### TASK REQUIREMENTS:
Repeat all of the data precisely.

### DATA EXTRACT:
--
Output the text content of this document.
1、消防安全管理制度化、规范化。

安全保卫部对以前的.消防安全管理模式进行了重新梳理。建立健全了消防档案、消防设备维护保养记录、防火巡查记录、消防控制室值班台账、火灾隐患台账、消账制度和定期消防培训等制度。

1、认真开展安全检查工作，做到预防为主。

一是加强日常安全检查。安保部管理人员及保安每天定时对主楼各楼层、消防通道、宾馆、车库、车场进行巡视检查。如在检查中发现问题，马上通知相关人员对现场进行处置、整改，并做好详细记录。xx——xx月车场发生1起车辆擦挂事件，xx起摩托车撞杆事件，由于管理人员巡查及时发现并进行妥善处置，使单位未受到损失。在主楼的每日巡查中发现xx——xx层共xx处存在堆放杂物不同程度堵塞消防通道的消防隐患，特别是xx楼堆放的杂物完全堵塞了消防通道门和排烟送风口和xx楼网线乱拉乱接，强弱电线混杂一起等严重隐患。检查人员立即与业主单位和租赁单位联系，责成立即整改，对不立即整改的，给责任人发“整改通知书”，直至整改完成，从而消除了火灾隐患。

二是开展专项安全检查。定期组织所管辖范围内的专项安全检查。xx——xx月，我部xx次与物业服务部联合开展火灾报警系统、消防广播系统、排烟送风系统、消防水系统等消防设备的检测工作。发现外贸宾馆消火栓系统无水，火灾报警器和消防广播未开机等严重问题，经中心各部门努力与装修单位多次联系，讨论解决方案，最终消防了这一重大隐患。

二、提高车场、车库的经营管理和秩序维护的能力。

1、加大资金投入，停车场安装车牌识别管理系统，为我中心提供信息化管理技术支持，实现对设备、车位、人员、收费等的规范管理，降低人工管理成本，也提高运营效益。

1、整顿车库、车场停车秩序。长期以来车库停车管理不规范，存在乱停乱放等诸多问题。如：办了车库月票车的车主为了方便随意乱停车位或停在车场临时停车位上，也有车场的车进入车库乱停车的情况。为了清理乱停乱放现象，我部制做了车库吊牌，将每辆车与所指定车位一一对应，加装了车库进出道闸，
--
### FINISHED EXERCISE:
Output the text content of this document.
1、消防安全管理制度化、规范化。

安全保卫部对以前的.消防安全管理模式进行了重新梳理。建立健全了消防档案、消防设备维护保养记录、防火巡查记录、消防控制室值班台账、火灾隐患台账、消账制度和定期消防培训等制度。

1、认真开展安全检查工作，做到预防为主。

一是加强日常安全检查。安保部管理人员及保安每天定时对主楼各楼层、消防通道、宾馆、车库、车场进行巡视检查。如在检查中发现问题，马上通知相关人员对现场进行处置、整改，并做好详细记录。xx——xx月车场发生1起车辆擦挂事件，xx起摩托车撞杆事件，由于管理人员巡查及时发现并进行妥善处置，使单位未受到损失。在主楼的每日巡查中发现xx——xx层共xx处存在堆放杂物不同程度堵塞消防通道的消防隐患，特别是xx楼堆放的杂物完全堵塞了消防通道门和排烟送风口和xx楼网线乱拉乱接，强弱电线混杂一起等严重隐患。检查人员立即与业主单位和租赁单位联系，责成立即整改，对不立即整改的，给责任人发“整改通知书”，直至整改完成，从而消除了火灾隐患。

二是开展专项安全检查。定期组织所管辖范围内的专项安全检查。xx——xx月，我部xx次与物业服务部联合开展火灾报警系统、消防广播系统、排烟送风系统、消防水系统等消防设备的检测工作。发现外贸宾馆消火栓系统无水，火灾报警器和消防广播未开机等严重问题，经中心各部门努力与装修单位多次联系，讨论解决方案，最终消防了这一重大隐患。

二、提高车场、车库的经营管理和秩序维护的能力。

1、加大资金投入，停车场安装车牌识别管理系统，为我中心提供信息化管理技术支持，实现对设备、车位、人员、收费等的规范管理，降低人工管理成本，也提高运营效益。

1、整顿车库、车场停车秩序。长期以来车库停车管理不规范，存在乱停乱放等诸多问题。如：办了车库月票车的车主为了方便随意乱停车位或停在车场临时停车位上，也有车场的车进入车库乱停车的情况。为了清理乱停乱放现象，我部制做了车库吊牌，将每辆车与所指定车位一一对应，加装了车库进出道闸，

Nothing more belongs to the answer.